> _Tasks for this exercise_
1. In the book summary, which poet is cited for the view that innovative poetry concerns free association?
2. Pick up the book summary after its final sentence and continue it.

In this Book

summary
The bold essays that make up Reading the Difficulties offer case studies in and strategies for reading innovative poetry.

Definitions of what constitutes innovative poetry are innumerable and are offered from every quarter. Some critics and poets argue that innovative poetry concerns free association (John Ashbery), others that experimental poetry is a “re-staging” of language (Bruce Andrews) or a syntactic and cognitive break with the past (Ron Silliman and Lyn Hejinian). The tenets of new poetry abound.

But what of the new reading that such poetry demands? Essays in Reading the Difficulties ask what kinds of stances allow readers to interact with verse that deliberately removes many of the comfortable cues to comprehension—poetry that is frequently nonnarrative, nonrepresentational, and indeterminate in subject, theme, or message.

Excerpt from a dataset
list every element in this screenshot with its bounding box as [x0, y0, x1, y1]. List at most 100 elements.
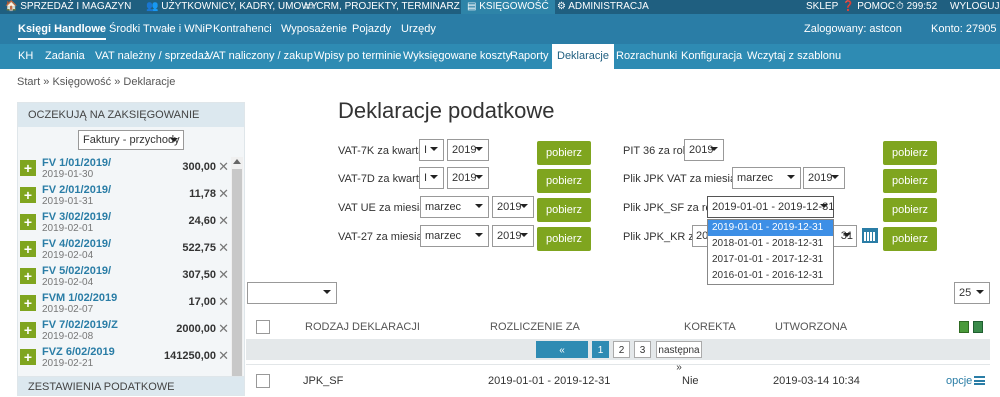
subnav-raporty[interactable]: Raporty — [510, 44, 549, 69]
plus-icon[interactable]: + — [20, 268, 36, 284]
sales-menu[interactable]: 🏠 SPRZEDAŻ I MAGAZYN — [5, 0, 131, 14]
vat27-month-select[interactable]: marzec — [420, 225, 489, 247]
excel-export-icon[interactable] — [959, 321, 969, 333]
jpkvat-download-button[interactable]: pobierz — [883, 169, 937, 193]
subnav-wczytaj-z-szablonu[interactable]: Wczytaj z szablonu — [747, 44, 841, 69]
logout-link[interactable]: WYLOGUJ — [950, 0, 999, 14]
help-link[interactable]: ❓ POMOC — [842, 0, 895, 14]
list-item[interactable]: + FV 7/02/2019/Z 2019-02-08 2000,00 ✕ — [18, 319, 246, 345]
scroll-up-icon[interactable] — [233, 159, 241, 164]
list-item[interactable]: + FV 3/02/2019/ 2019-02-01 24,60 ✕ — [18, 211, 246, 237]
nav-wyposazenie[interactable]: Wyposażenie — [281, 14, 347, 44]
scrollbar-thumb[interactable] — [232, 169, 242, 379]
pit36-download-button[interactable]: pobierz — [883, 141, 937, 165]
jpkvat-year-select[interactable]: 2019 — [803, 167, 845, 189]
subnav-wpisy-po-terminie[interactable]: Wpisy po terminie — [314, 44, 401, 69]
close-icon[interactable]: ✕ — [218, 240, 229, 256]
nav-urzedy[interactable]: Urzędy — [401, 14, 436, 44]
vat7d-download-button[interactable]: pobierz — [537, 169, 591, 193]
list-item[interactable]: + FV 4/02/2019/ 2019-02-04 522,75 ✕ — [18, 238, 246, 264]
list-item[interactable]: + FV 2/01/2019/ 2019-01-31 11,78 ✕ — [18, 184, 246, 210]
dropdown-option[interactable]: 2017-01-01 - 2017-12-31 — [708, 252, 833, 268]
dropdown-option[interactable]: 2018-01-01 - 2018-12-31 — [708, 236, 833, 252]
pit36-year-select[interactable]: 2019 — [684, 139, 724, 161]
nav-kontrahenci[interactable]: Kontrahenci — [213, 14, 272, 44]
close-icon[interactable]: ✕ — [218, 213, 229, 229]
subnav-deklaracje[interactable]: Deklaracje — [552, 44, 614, 69]
vatue-download-button[interactable]: pobierz — [537, 198, 591, 222]
plus-icon[interactable]: + — [20, 295, 36, 311]
subnav-rozrachunki[interactable]: Rozrachunki — [616, 44, 677, 69]
close-icon[interactable]: ✕ — [218, 348, 229, 364]
vat7k-download-button[interactable]: pobierz — [537, 141, 591, 165]
plus-icon[interactable]: + — [20, 349, 36, 365]
invoice-number[interactable]: FV 1/01/2019/ — [42, 157, 111, 169]
vat7k-year-select[interactable]: 2019 — [447, 139, 489, 161]
page-1-button[interactable]: 1 — [592, 341, 609, 358]
close-icon[interactable]: ✕ — [218, 159, 229, 175]
vatue-month-select[interactable]: marzec — [420, 196, 489, 218]
subnav-kh[interactable]: KH — [18, 44, 33, 69]
csv-export-icon[interactable] — [973, 321, 983, 333]
menu-icon[interactable] — [974, 376, 985, 385]
vat27-download-button[interactable]: pobierz — [537, 227, 591, 251]
header-type[interactable]: RODZAJ DEKLARACJI — [305, 321, 420, 333]
header-period[interactable]: ROZLICZENIE ZA — [490, 321, 580, 333]
select-all-checkbox[interactable] — [256, 320, 270, 334]
page-3-button[interactable]: 3 — [634, 341, 651, 358]
vat7k-quarter-select[interactable]: I — [419, 139, 444, 161]
list-item[interactable]: + FVM 1/02/2019 2019-02-07 17,00 ✕ — [18, 292, 246, 318]
subnav-zadania[interactable]: Zadania — [45, 44, 85, 69]
users-menu[interactable]: 👥 UŻYTKOWNICY, KADRY, UMOWY — [146, 0, 317, 14]
jpksf-period-dropdown[interactable]: 2019-01-01 - 2019-12-31 2018-01-01 - 201… — [707, 219, 834, 285]
jpksf-period-select[interactable]: 2019-01-01 - 2019-12-31 — [707, 196, 834, 218]
row-checkbox[interactable] — [256, 374, 270, 388]
jpksf-download-button[interactable]: pobierz — [883, 198, 937, 222]
nav-srodki-trwale[interactable]: Środki Trwałe i WNiP — [109, 14, 212, 44]
subnav-vat-nalezny[interactable]: VAT należny / sprzedaż — [95, 44, 209, 69]
list-item[interactable]: + FV 5/02/2019/ 2019-02-04 307,50 ✕ — [18, 265, 246, 291]
tax-summaries-header[interactable]: ZESTAWIENIA PODATKOWE — [17, 376, 245, 396]
plus-icon[interactable]: + — [20, 241, 36, 257]
dropdown-option[interactable]: 2016-01-01 - 2016-12-31 — [708, 268, 833, 284]
close-icon[interactable]: ✕ — [218, 186, 229, 202]
plus-icon[interactable]: + — [20, 187, 36, 203]
invoice-number[interactable]: FV 5/02/2019/ — [42, 265, 111, 277]
jpkvat-month-select[interactable]: marzec — [732, 167, 801, 189]
dropdown-option[interactable]: 2019-01-01 - 2019-12-31 — [708, 220, 833, 236]
invoice-number[interactable]: FV 4/02/2019/ — [42, 238, 111, 250]
plus-icon[interactable]: + — [20, 214, 36, 230]
invoice-number[interactable]: FVM 1/02/2019 — [42, 292, 117, 304]
list-item[interactable]: + FV 1/01/2019/ 2019-01-30 300,00 ✕ — [18, 157, 246, 183]
admin-menu[interactable]: ⚙ ADMINISTRACJA — [557, 0, 649, 14]
plus-icon[interactable]: + — [20, 160, 36, 176]
vat7d-year-select[interactable]: 2019 — [447, 167, 489, 189]
accounting-menu[interactable]: ▤ KSIĘGOWOŚĆ — [461, 0, 555, 14]
header-created[interactable]: UTWORZONA — [775, 321, 847, 333]
vatue-year-select[interactable]: 2019 — [492, 196, 534, 218]
declaration-filter-select[interactable] — [247, 282, 337, 304]
row-options-link[interactable]: opcje — [946, 375, 972, 387]
nav-pojazdy[interactable]: Pojazdy — [352, 14, 391, 44]
invoice-type-select[interactable]: Faktury - przychody — [78, 130, 184, 150]
close-icon[interactable]: ✕ — [218, 321, 229, 337]
prev-page-button[interactable]: « poprzednia — [536, 341, 588, 373]
per-page-select[interactable]: 25 — [954, 282, 990, 304]
sidebar-scrollbar[interactable] — [231, 157, 243, 383]
list-item[interactable]: + FVZ 6/02/2019 2019-02-21 141250,00 ✕ — [18, 346, 246, 372]
invoice-number[interactable]: FVZ 6/02/2019 — [42, 346, 115, 358]
crm-menu[interactable]: ▭ CRM, PROJEKTY, TERMINARZ — [304, 0, 460, 14]
header-correction[interactable]: KOREKTA — [684, 321, 736, 333]
invoice-number[interactable]: FV 2/01/2019/ — [42, 184, 111, 196]
calendar-icon[interactable] — [862, 228, 878, 243]
vat7d-quarter-select[interactable]: I — [419, 167, 444, 189]
subnav-vat-naliczony[interactable]: VAT naliczony / zakup — [206, 44, 313, 69]
close-icon[interactable]: ✕ — [218, 267, 229, 283]
invoice-number[interactable]: FV 7/02/2019/Z — [42, 319, 118, 331]
close-icon[interactable]: ✕ — [218, 294, 229, 310]
subnav-wyksiegowane-koszty[interactable]: Wyksięgowane koszty — [403, 44, 511, 69]
next-page-button[interactable]: następna » — [656, 341, 702, 373]
page-2-button[interactable]: 2 — [613, 341, 630, 358]
jpkkr-download-button[interactable]: pobierz — [883, 227, 937, 251]
invoice-number[interactable]: FV 3/02/2019/ — [42, 211, 111, 223]
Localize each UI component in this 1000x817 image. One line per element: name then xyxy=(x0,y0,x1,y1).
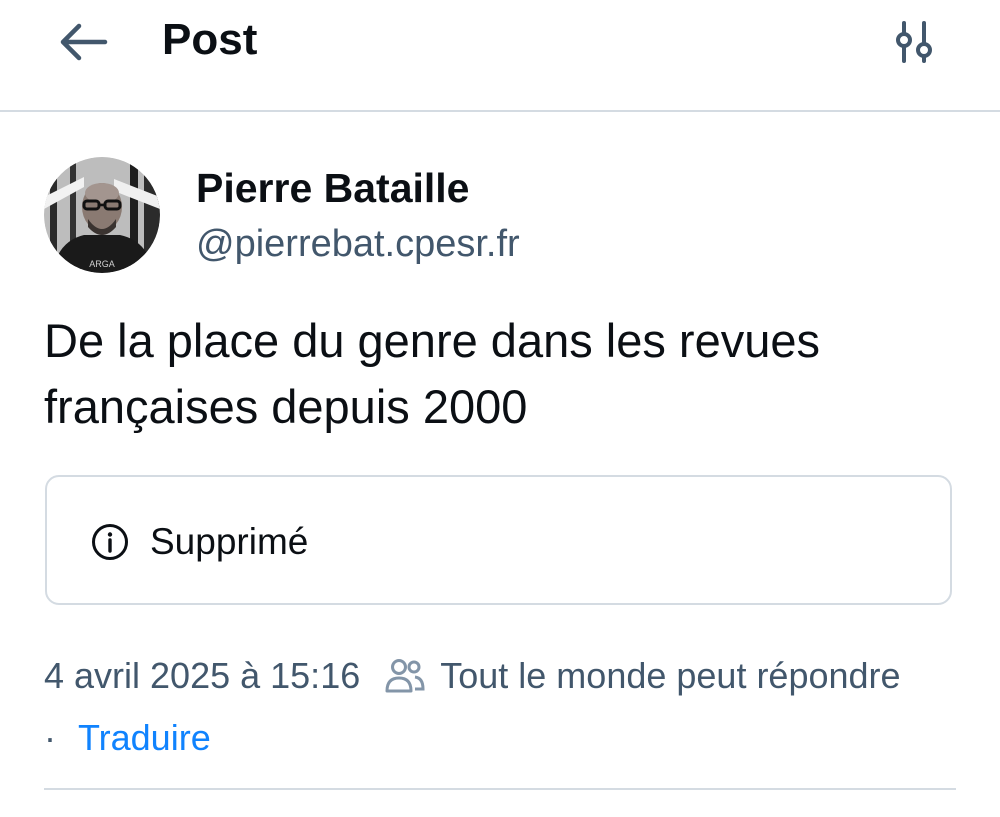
back-button[interactable] xyxy=(48,14,118,70)
reply-setting[interactable]: Tout le monde peut répondre xyxy=(440,650,900,702)
author-handle[interactable]: @pierrebat.cpesr.fr xyxy=(196,219,520,269)
translate-link[interactable]: Traduire xyxy=(78,712,211,764)
post-timestamp: 4 avril 2025 à 15:16 xyxy=(44,655,361,696)
sliders-icon xyxy=(896,21,932,63)
filter-settings-button[interactable] xyxy=(884,14,944,70)
svg-text:ARGA: ARGA xyxy=(89,259,115,269)
separator-dot: · xyxy=(44,717,56,758)
author-name[interactable]: Pierre Bataille xyxy=(196,163,470,213)
info-circle-icon xyxy=(92,524,128,560)
avatar[interactable]: ARGA xyxy=(44,157,160,273)
divider xyxy=(44,788,956,790)
people-icon xyxy=(385,659,425,693)
post-author: ARGA Pierre Bataille @pierrebat.cpesr.fr xyxy=(44,155,956,275)
post-meta: 4 avril 2025 à 15:16 Tout le monde peut … xyxy=(44,650,974,764)
deleted-status-label: Supprimé xyxy=(150,521,309,562)
post-text: De la place du genre dans les revues fra… xyxy=(44,314,820,433)
arrow-left-icon xyxy=(60,23,108,61)
page-title: Post xyxy=(162,15,258,64)
deleted-embed-card: Supprimé xyxy=(45,475,952,605)
avatar-photo: ARGA xyxy=(44,157,160,273)
top-bar: Post xyxy=(0,0,1000,112)
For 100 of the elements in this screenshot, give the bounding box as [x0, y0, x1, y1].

> _Answers to the exercises_
1. John Ashbery

2.
Some essays in Thomas Fink and Judith Halden-Sullivan’s collection address issues of reader reception and the way specific stances toward reading support or complement the aesthetic of each poet. Others suggest how we can be open readers, how innovative poetic texts change the very nature of reader and reading, and how critical language can capture this metamorphosis. Some contributors consider how the reader changes innovative poetry, what language reveals about this interaction, which new reading strategies unfold for the audiences of innovative verse, and what questions readers should ask of innovative verse and of events and experiences that we might bring to reading it.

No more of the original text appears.